[Start MATERIAL FOR THIS EXERCISE]

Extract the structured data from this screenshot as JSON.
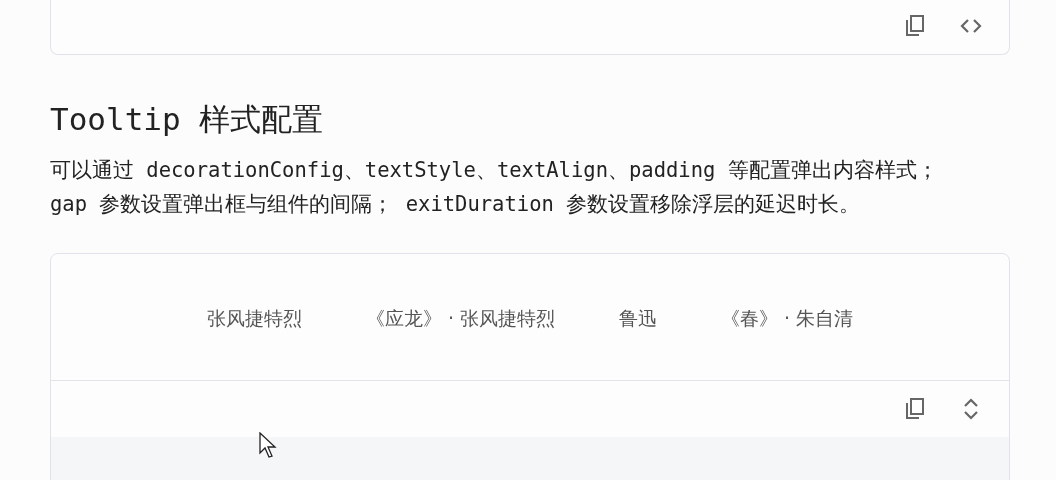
{
  "cards": [
    {
      "code_expanded": false
    },
    {
      "code_expanded": true
    }
  ],
  "section": {
    "title": "Tooltip 样式配置",
    "description": "可以通过 decorationConfig、textStyle、textAlign、padding 等配置弹出内容样式； gap 参数设置弹出框与组件的间隔； exitDuration 参数设置移除浮层的延迟时长。"
  },
  "demo": {
    "items": [
      "张风捷特烈",
      "《应龙》 · 张风捷特烈",
      "鲁迅",
      "《春》 · 朱自清"
    ]
  }
}
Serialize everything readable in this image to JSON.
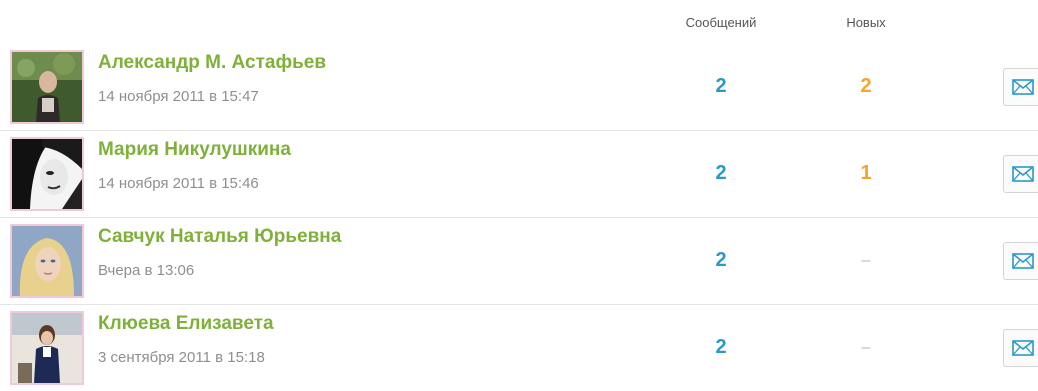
{
  "header": {
    "messages_label": "Сообщений",
    "new_label": "Новых"
  },
  "colors": {
    "name": "#7fb13a",
    "messages_count": "#2a99c8",
    "new_count": "#f5a52a",
    "date": "#8f8f8f",
    "avatar_border": "#f2c9d9",
    "envelope": "#2a99c8"
  },
  "rows": [
    {
      "name": "Александр М. Астафьев",
      "date": "14 ноября 2011 в 15:47",
      "messages": "2",
      "new": "2",
      "icon": "envelope-icon"
    },
    {
      "name": "Мария Никулушкина",
      "date": "14 ноября 2011 в 15:46",
      "messages": "2",
      "new": "1",
      "icon": "envelope-icon"
    },
    {
      "name": "Савчук Наталья Юрьевна",
      "date": "Вчера в 13:06",
      "messages": "2",
      "new": "–",
      "icon": "envelope-icon"
    },
    {
      "name": "Клюева Елизавета",
      "date": "3 сентября 2011 в 15:18",
      "messages": "2",
      "new": "–",
      "icon": "envelope-icon"
    }
  ]
}
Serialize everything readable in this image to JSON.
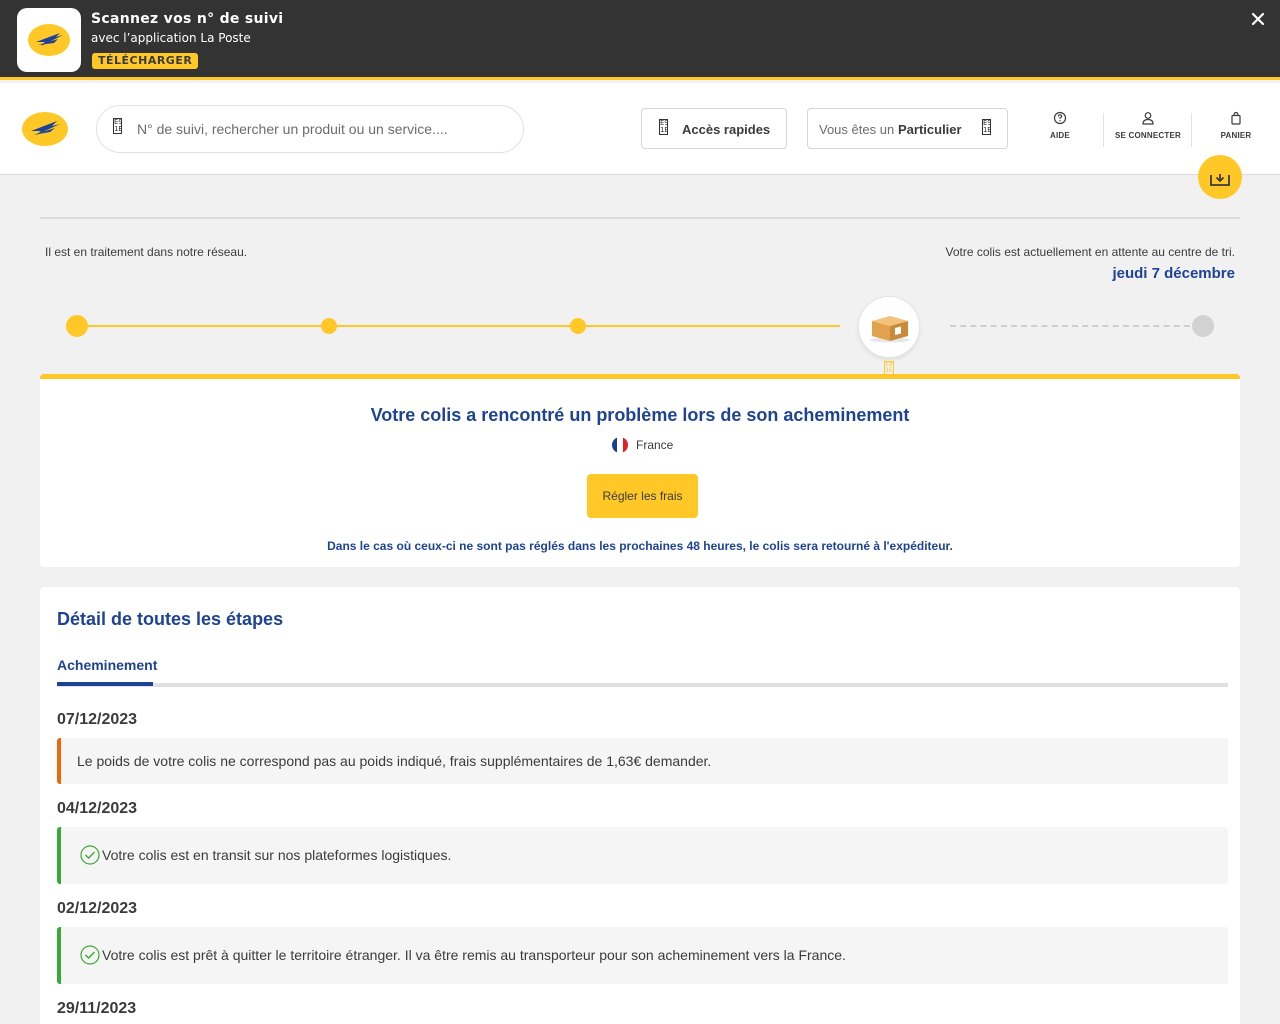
{
  "app_banner": {
    "title": "Scannez vos n° de suivi",
    "subtitle": "avec l’application La Poste",
    "download_label": "TÉLÉCHARGER"
  },
  "header": {
    "search_placeholder": "N° de suivi, rechercher un produit ou un service....",
    "quick_access_label": "Accès rapides",
    "profile_prefix": "Vous êtes un",
    "profile_value": "Particulier",
    "nav": {
      "help": "AIDE",
      "login": "SE CONNECTER",
      "cart": "PANIER"
    }
  },
  "progress": {
    "left_note": "Il est en traitement dans notre réseau.",
    "right_note": "Votre colis est actuellement en attente au centre de tri.",
    "right_date": "jeudi 7 décembre"
  },
  "alert": {
    "title": "Votre colis a rencontré un problème lors de son acheminement",
    "country": "France",
    "pay_button": "Régler les frais",
    "warning": "Dans le cas où ceux-ci ne sont pas réglés dans les prochaines 48 heures, le colis sera retourné à l'expéditeur."
  },
  "steps": {
    "title": "Détail de toutes les étapes",
    "tab_label": "Acheminement",
    "items": [
      {
        "date": "07/12/2023",
        "text": "Le poids de votre colis ne correspond pas au poids indiqué, frais supplémentaires de 1,63€ demander."
      },
      {
        "date": "04/12/2023",
        "text": "Votre colis est en transit sur nos plateformes logistiques."
      },
      {
        "date": "02/12/2023",
        "text": "Votre colis est prêt à quitter le territoire étranger. Il va être remis au transporteur pour son acheminement vers la France."
      },
      {
        "date": "29/11/2023"
      }
    ]
  },
  "colors": {
    "brand_yellow": "#ffc827",
    "brand_blue": "#1e4394",
    "warning_orange": "#ea690b",
    "success_green": "#3ba935"
  }
}
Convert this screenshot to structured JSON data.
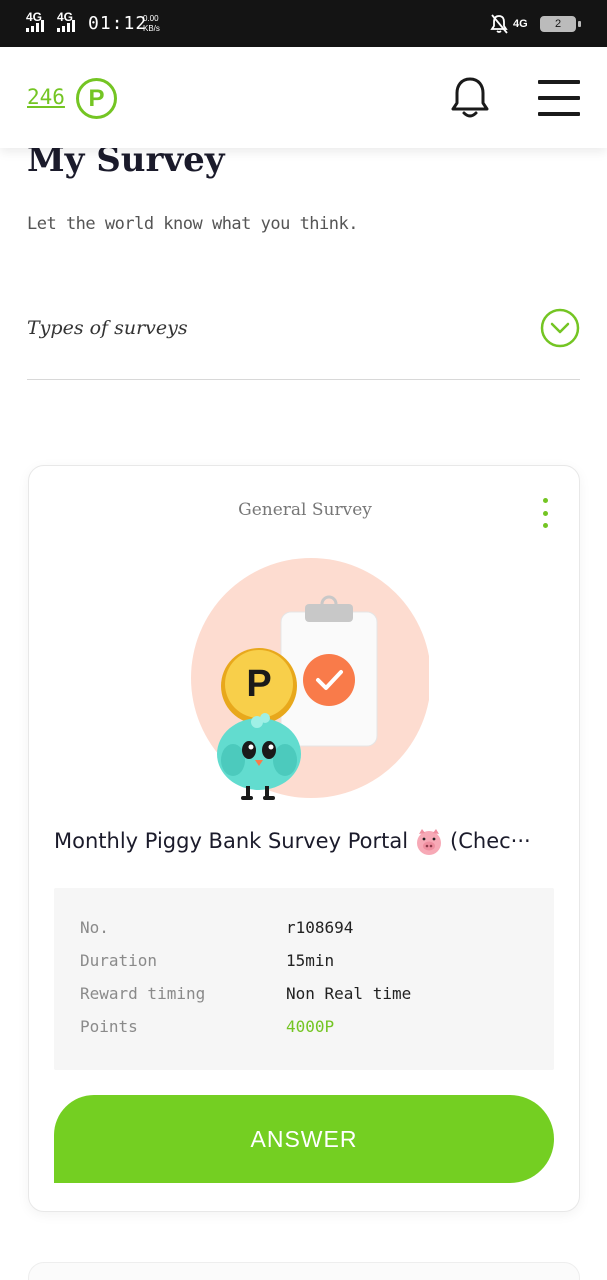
{
  "status_bar": {
    "signal1": "4G",
    "signal2": "4G",
    "time": "01:12",
    "speed_value": "0.00",
    "speed_unit": "KB/s",
    "network": "4G",
    "battery": "2"
  },
  "header": {
    "points": "246",
    "points_badge": "P",
    "icons": [
      "bell-icon",
      "menu-icon"
    ]
  },
  "page": {
    "title": "My Survey",
    "subtitle": "Let the world know what you think.",
    "types_label": "Types of surveys"
  },
  "survey_card": {
    "category": "General Survey",
    "title": "Monthly Piggy Bank Survey Portal",
    "title_suffix": "(Chec···",
    "details": [
      {
        "label": "No.",
        "value": "r108694"
      },
      {
        "label": "Duration",
        "value": "15min"
      },
      {
        "label": "Reward timing",
        "value": "Non Real time"
      },
      {
        "label": "Points",
        "value": "4000P"
      }
    ],
    "answer_label": "ANSWER"
  },
  "colors": {
    "accent": "#74c523",
    "button": "#74cf22",
    "illustration_circle": "#fddcd0",
    "check_orange": "#f97b4a"
  }
}
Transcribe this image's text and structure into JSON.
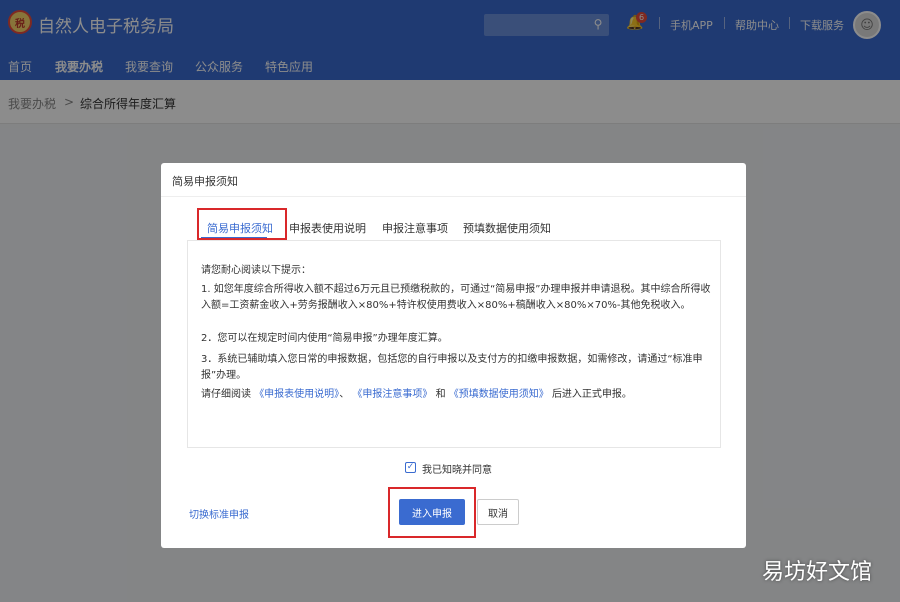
{
  "header": {
    "logo_badge": "税",
    "title": "自然人电子税务局",
    "notification_count": "6",
    "links": [
      "手机APP",
      "帮助中心",
      "下载服务"
    ]
  },
  "nav": {
    "items": [
      "首页",
      "我要办税",
      "我要查询",
      "公众服务",
      "特色应用"
    ],
    "active": "我要办税"
  },
  "breadcrumb": {
    "parent": "我要办税",
    "separator": ">",
    "current": "综合所得年度汇算"
  },
  "dialog": {
    "title": "简易申报须知",
    "tabs": [
      "简易申报须知",
      "申报表使用说明",
      "申报注意事项",
      "预填数据使用须知"
    ],
    "active_tab": "简易申报须知",
    "intro": "请您耐心阅读以下提示：",
    "item1": "1. 如您年度综合所得收入额不超过6万元且已预缴税款的，可通过“简易申报”办理申报并申请退税。其中综合所得收入额=工资薪金收入+劳务报酬收入×80%+特许权使用费收入×80%+稿酬收入×80%×70%-其他免税收入。",
    "item2": "2．您可以在规定时间内使用“简易申报”办理年度汇算。",
    "item3": "3．系统已辅助填入您日常的申报数据，包括您的自行申报以及支付方的扣缴申报数据，如需修改，请通过“标准申报”办理。",
    "read_prefix": "请仔细阅读",
    "read_link1": "《申报表使用说明》",
    "read_sep1": "、",
    "read_link2": "《申报注意事项》",
    "read_sep2": "和",
    "read_link3": "《预填数据使用须知》",
    "read_suffix": "后进入正式申报。",
    "agree_label": "我已知晓并同意",
    "agree_checked": true,
    "switch_link": "切换标准申报",
    "primary_button": "进入申报",
    "cancel_button": "取消"
  },
  "watermark": "易坊好文馆",
  "colors": {
    "brand": "#3a6bd0",
    "highlight_box": "#d9282a"
  }
}
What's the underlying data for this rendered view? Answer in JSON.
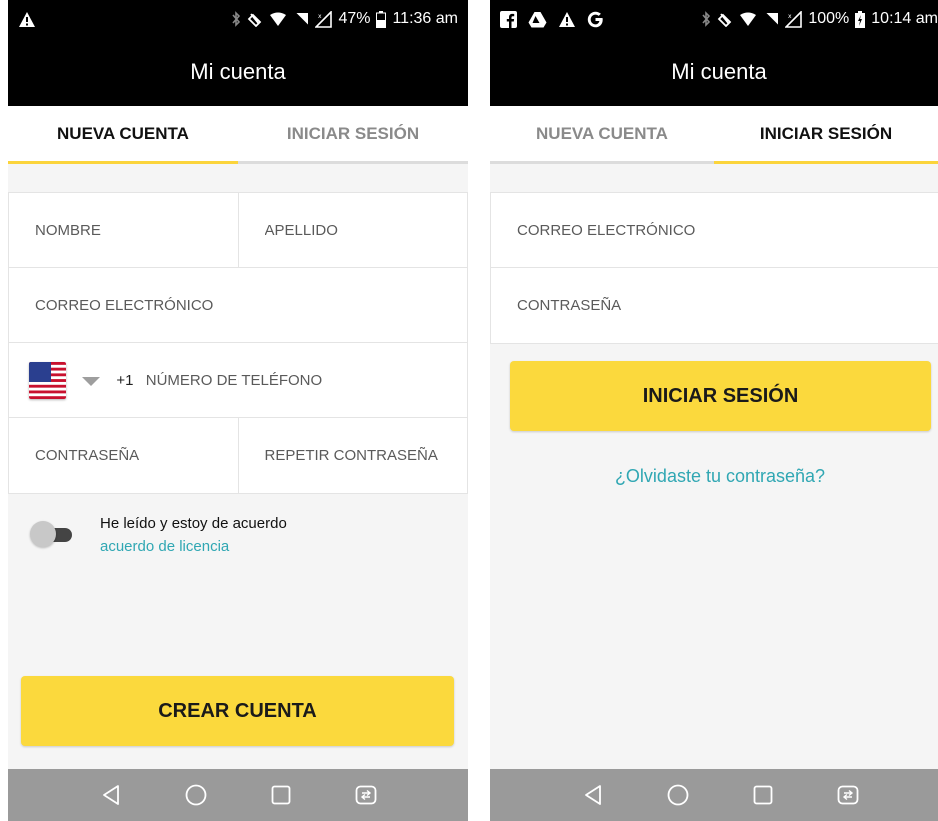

[End MATERIAL FOR THIS EXERCISE]

All of the entries above should be duplicated exactly, except for the pictures.

Extract the structured data from this screenshot as JSON.
{
  "cards": [
    {
      "code_expanded": false
    },
    {
      "code_expanded": true
    }
  ],
  "section": {
    "title": "Tooltip 样式配置",
    "description": "可以通过 decorationConfig、textStyle、textAlign、padding 等配置弹出内容样式； gap 参数设置弹出框与组件的间隔； exitDuration 参数设置移除浮层的延迟时长。"
  },
  "demo": {
    "items": [
      "张风捷特烈",
      "《应龙》 · 张风捷特烈",
      "鲁迅",
      "《春》 · 朱自清"
    ]
  }
}
Serialize everything readable in this image to JSON.
{
  "header": {
    "messages_label": "Сообщений",
    "new_label": "Новых"
  },
  "colors": {
    "name": "#7fb13a",
    "messages_count": "#2a99c8",
    "new_count": "#f5a52a",
    "date": "#8f8f8f",
    "avatar_border": "#f2c9d9",
    "envelope": "#2a99c8"
  },
  "rows": [
    {
      "name": "Александр М. Астафьев",
      "date": "14 ноября 2011 в 15:47",
      "messages": "2",
      "new": "2",
      "icon": "envelope-icon"
    },
    {
      "name": "Мария Никулушкина",
      "date": "14 ноября 2011 в 15:46",
      "messages": "2",
      "new": "1",
      "icon": "envelope-icon"
    },
    {
      "name": "Савчук Наталья Юрьевна",
      "date": "Вчера в 13:06",
      "messages": "2",
      "new": "–",
      "icon": "envelope-icon"
    },
    {
      "name": "Клюева Елизавета",
      "date": "3 сентября 2011 в 15:18",
      "messages": "2",
      "new": "–",
      "icon": "envelope-icon"
    }
  ]
}
Serialize everything readable in this image to JSON.
{
  "app_banner": {
    "title": "Scannez vos n° de suivi",
    "subtitle": "avec l’application La Poste",
    "download_label": "TÉLÉCHARGER"
  },
  "header": {
    "search_placeholder": "N° de suivi, rechercher un produit ou un service....",
    "quick_access_label": "Accès rapides",
    "profile_prefix": "Vous êtes un",
    "profile_value": "Particulier",
    "nav": {
      "help": "AIDE",
      "login": "SE CONNECTER",
      "cart": "PANIER"
    }
  },
  "progress": {
    "left_note": "Il est en traitement dans notre réseau.",
    "right_note": "Votre colis est actuellement en attente au centre de tri.",
    "right_date": "jeudi 7 décembre"
  },
  "alert": {
    "title": "Votre colis a rencontré un problème lors de son acheminement",
    "country": "France",
    "pay_button": "Régler les frais",
    "warning": "Dans le cas où ceux-ci ne sont pas réglés dans les prochaines 48 heures, le colis sera retourné à l'expéditeur."
  },
  "steps": {
    "title": "Détail de toutes les étapes",
    "tab_label": "Acheminement",
    "items": [
      {
        "date": "07/12/2023",
        "text": "Le poids de votre colis ne correspond pas au poids indiqué, frais supplémentaires de 1,63€ demander."
      },
      {
        "date": "04/12/2023",
        "text": "Votre colis est en transit sur nos plateformes logistiques."
      },
      {
        "date": "02/12/2023",
        "text": "Votre colis est prêt à quitter le territoire étranger. Il va être remis au transporteur pour son acheminement vers la France."
      },
      {
        "date": "29/11/2023"
      }
    ]
  },
  "colors": {
    "brand_yellow": "#ffc827",
    "brand_blue": "#1e4394",
    "warning_orange": "#ea690b",
    "success_green": "#3ba935"
  }
}
Convert this screenshot to structured JSON data.
{
  "status_bar": {
    "signal1": "4G",
    "signal2": "4G",
    "time": "01:12",
    "speed_value": "0.00",
    "speed_unit": "KB/s",
    "network": "4G",
    "battery": "2"
  },
  "header": {
    "points": "246",
    "points_badge": "P",
    "icons": [
      "bell-icon",
      "menu-icon"
    ]
  },
  "page": {
    "title": "My Survey",
    "subtitle": "Let the world know what you think.",
    "types_label": "Types of surveys"
  },
  "survey_card": {
    "category": "General Survey",
    "title": "Monthly Piggy Bank Survey Portal",
    "title_suffix": "(Chec···",
    "details": [
      {
        "label": "No.",
        "value": "r108694"
      },
      {
        "label": "Duration",
        "value": "15min"
      },
      {
        "label": "Reward timing",
        "value": "Non Real time"
      },
      {
        "label": "Points",
        "value": "4000P"
      }
    ],
    "answer_label": "ANSWER"
  },
  "colors": {
    "accent": "#74c523",
    "button": "#74cf22",
    "illustration_circle": "#fddcd0",
    "check_orange": "#f97b4a"
  }
}
Transcribe this image's text and structure into JSON.
{
  "header": {
    "logo_badge": "税",
    "title": "自然人电子税务局",
    "notification_count": "6",
    "links": [
      "手机APP",
      "帮助中心",
      "下载服务"
    ]
  },
  "nav": {
    "items": [
      "首页",
      "我要办税",
      "我要查询",
      "公众服务",
      "特色应用"
    ],
    "active": "我要办税"
  },
  "breadcrumb": {
    "parent": "我要办税",
    "separator": ">",
    "current": "综合所得年度汇算"
  },
  "dialog": {
    "title": "简易申报须知",
    "tabs": [
      "简易申报须知",
      "申报表使用说明",
      "申报注意事项",
      "预填数据使用须知"
    ],
    "active_tab": "简易申报须知",
    "intro": "请您耐心阅读以下提示：",
    "item1": "1. 如您年度综合所得收入额不超过6万元且已预缴税款的，可通过“简易申报”办理申报并申请退税。其中综合所得收入额=工资薪金收入+劳务报酬收入×80%+特许权使用费收入×80%+稿酬收入×80%×70%-其他免税收入。",
    "item2": "2．您可以在规定时间内使用“简易申报”办理年度汇算。",
    "item3": "3．系统已辅助填入您日常的申报数据，包括您的自行申报以及支付方的扣缴申报数据，如需修改，请通过“标准申报”办理。",
    "read_prefix": "请仔细阅读",
    "read_link1": "《申报表使用说明》",
    "read_sep1": "、",
    "read_link2": "《申报注意事项》",
    "read_sep2": "和",
    "read_link3": "《预填数据使用须知》",
    "read_suffix": "后进入正式申报。",
    "agree_label": "我已知晓并同意",
    "agree_checked": true,
    "switch_link": "切换标准申报",
    "primary_button": "进入申报",
    "cancel_button": "取消"
  },
  "watermark": "易坊好文馆",
  "colors": {
    "brand": "#3a6bd0",
    "highlight_box": "#d9282a"
  }
}
What's the underlying data for this rendered view? Answer in JSON.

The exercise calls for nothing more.